**Material provided:**
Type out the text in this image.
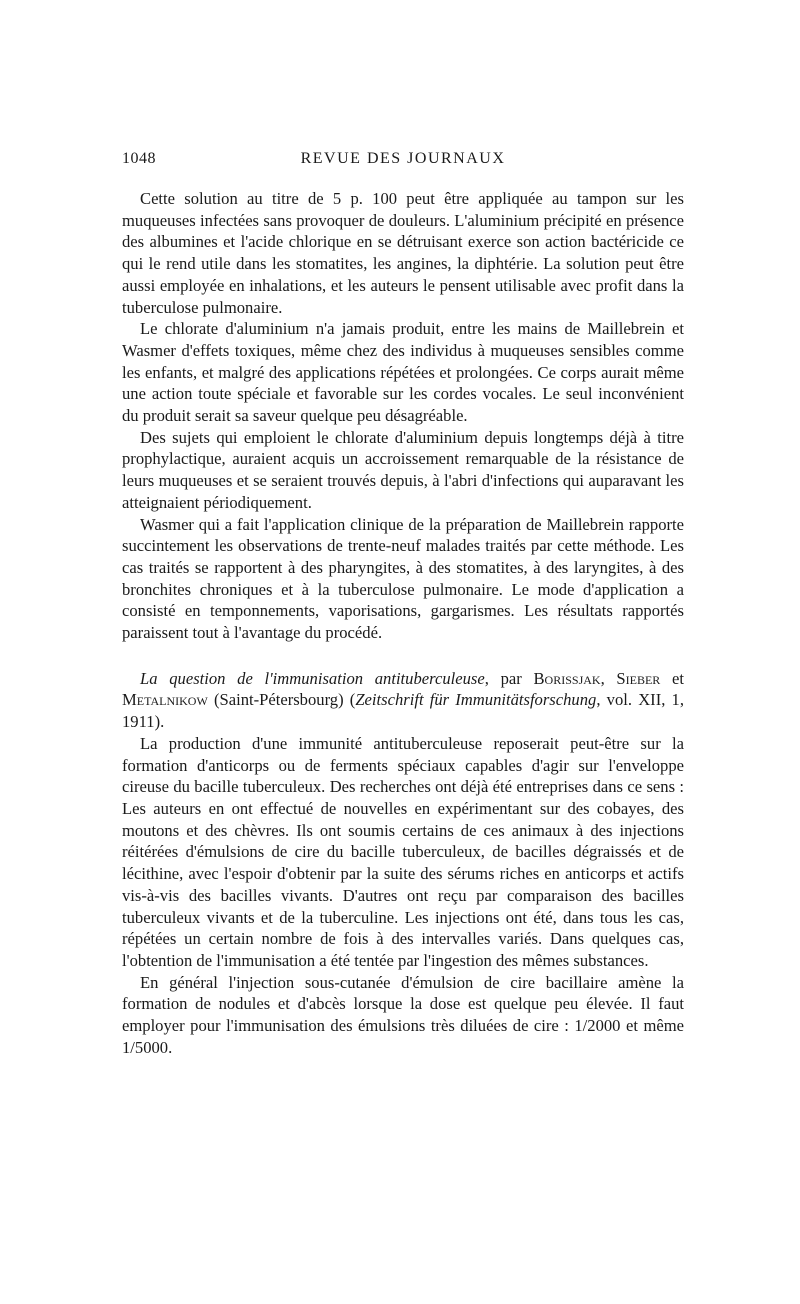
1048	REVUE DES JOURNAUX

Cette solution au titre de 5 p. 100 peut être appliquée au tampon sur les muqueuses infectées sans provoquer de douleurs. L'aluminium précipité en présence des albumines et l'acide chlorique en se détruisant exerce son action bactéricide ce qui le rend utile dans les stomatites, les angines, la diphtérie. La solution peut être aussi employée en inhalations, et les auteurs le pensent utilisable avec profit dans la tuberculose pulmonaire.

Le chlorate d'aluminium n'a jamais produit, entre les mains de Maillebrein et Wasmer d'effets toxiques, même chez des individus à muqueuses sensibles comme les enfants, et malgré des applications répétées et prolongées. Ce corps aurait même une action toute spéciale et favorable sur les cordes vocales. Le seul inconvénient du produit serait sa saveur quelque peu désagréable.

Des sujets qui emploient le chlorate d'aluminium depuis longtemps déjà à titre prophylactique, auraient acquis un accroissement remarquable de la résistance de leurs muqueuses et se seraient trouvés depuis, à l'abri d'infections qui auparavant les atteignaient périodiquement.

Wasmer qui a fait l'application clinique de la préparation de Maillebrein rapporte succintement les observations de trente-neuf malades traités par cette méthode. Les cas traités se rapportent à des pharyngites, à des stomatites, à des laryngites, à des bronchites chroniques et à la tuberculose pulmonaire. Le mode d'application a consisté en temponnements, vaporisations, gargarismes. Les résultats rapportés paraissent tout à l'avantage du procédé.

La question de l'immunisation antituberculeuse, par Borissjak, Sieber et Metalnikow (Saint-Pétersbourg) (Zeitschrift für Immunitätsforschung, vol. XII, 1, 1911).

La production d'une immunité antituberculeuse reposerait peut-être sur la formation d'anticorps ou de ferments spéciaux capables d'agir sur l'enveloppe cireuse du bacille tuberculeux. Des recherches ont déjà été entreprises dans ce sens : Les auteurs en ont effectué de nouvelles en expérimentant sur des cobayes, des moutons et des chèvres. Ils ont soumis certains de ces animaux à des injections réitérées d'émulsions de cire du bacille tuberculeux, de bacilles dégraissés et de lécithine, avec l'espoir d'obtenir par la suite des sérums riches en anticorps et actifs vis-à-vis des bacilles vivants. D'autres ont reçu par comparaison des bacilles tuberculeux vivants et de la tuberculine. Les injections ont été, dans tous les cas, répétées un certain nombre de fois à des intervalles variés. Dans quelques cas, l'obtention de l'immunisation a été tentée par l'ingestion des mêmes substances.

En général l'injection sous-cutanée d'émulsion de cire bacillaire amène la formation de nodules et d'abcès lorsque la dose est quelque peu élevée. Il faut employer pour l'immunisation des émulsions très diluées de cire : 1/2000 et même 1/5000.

**What you should do:** Reproduce the full listing faithfully, but do not carry over any pictures.

**Task result:**
Type out the text in this image.
1048	REVUE DES JOURNAUX

Cette solution au titre de 5 p. 100 peut être appliquée au tampon sur les muqueuses infectées sans provoquer de douleurs. L'aluminium précipité en présence des albumines et l'acide chlorique en se détruisant exerce son action bactéricide ce qui le rend utile dans les stomatites, les angines, la diphtérie. La solution peut être aussi employée en inhalations, et les auteurs le pensent utilisable avec profit dans la tuberculose pulmonaire.

Le chlorate d'aluminium n'a jamais produit, entre les mains de Maillebrein et Wasmer d'effets toxiques, même chez des individus à muqueuses sensibles comme les enfants, et malgré des applications répétées et prolongées. Ce corps aurait même une action toute spéciale et favorable sur les cordes vocales. Le seul inconvénient du produit serait sa saveur quelque peu désagréable.

Des sujets qui emploient le chlorate d'aluminium depuis longtemps déjà à titre prophylactique, auraient acquis un accroissement remarquable de la résistance de leurs muqueuses et se seraient trouvés depuis, à l'abri d'infections qui auparavant les atteignaient périodiquement.

Wasmer qui a fait l'application clinique de la préparation de Maillebrein rapporte succintement les observations de trente-neuf malades traités par cette méthode. Les cas traités se rapportent à des pharyngites, à des stomatites, à des laryngites, à des bronchites chroniques et à la tuberculose pulmonaire. Le mode d'application a consisté en temponnements, vaporisations, gargarismes. Les résultats rapportés paraissent tout à l'avantage du procédé.

La question de l'immunisation antituberculeuse, par Borissjak, Sieber et Metalnikow (Saint-Pétersbourg) (Zeitschrift für Immunitätsforschung, vol. XII, 1, 1911).

La production d'une immunité antituberculeuse reposerait peut-être sur la formation d'anticorps ou de ferments spéciaux capables d'agir sur l'enveloppe cireuse du bacille tuberculeux. Des recherches ont déjà été entreprises dans ce sens : Les auteurs en ont effectué de nouvelles en expérimentant sur des cobayes, des moutons et des chèvres. Ils ont soumis certains de ces animaux à des injections réitérées d'émulsions de cire du bacille tuberculeux, de bacilles dégraissés et de lécithine, avec l'espoir d'obtenir par la suite des sérums riches en anticorps et actifs vis-à-vis des bacilles vivants. D'autres ont reçu par comparaison des bacilles tuberculeux vivants et de la tuberculine. Les injections ont été, dans tous les cas, répétées un certain nombre de fois à des intervalles variés. Dans quelques cas, l'obtention de l'immunisation a été tentée par l'ingestion des mêmes substances.

En général l'injection sous-cutanée d'émulsion de cire bacillaire amène la formation de nodules et d'abcès lorsque la dose est quelque peu élevée. Il faut employer pour l'immunisation des émulsions très diluées de cire : 1/2000 et même 1/5000.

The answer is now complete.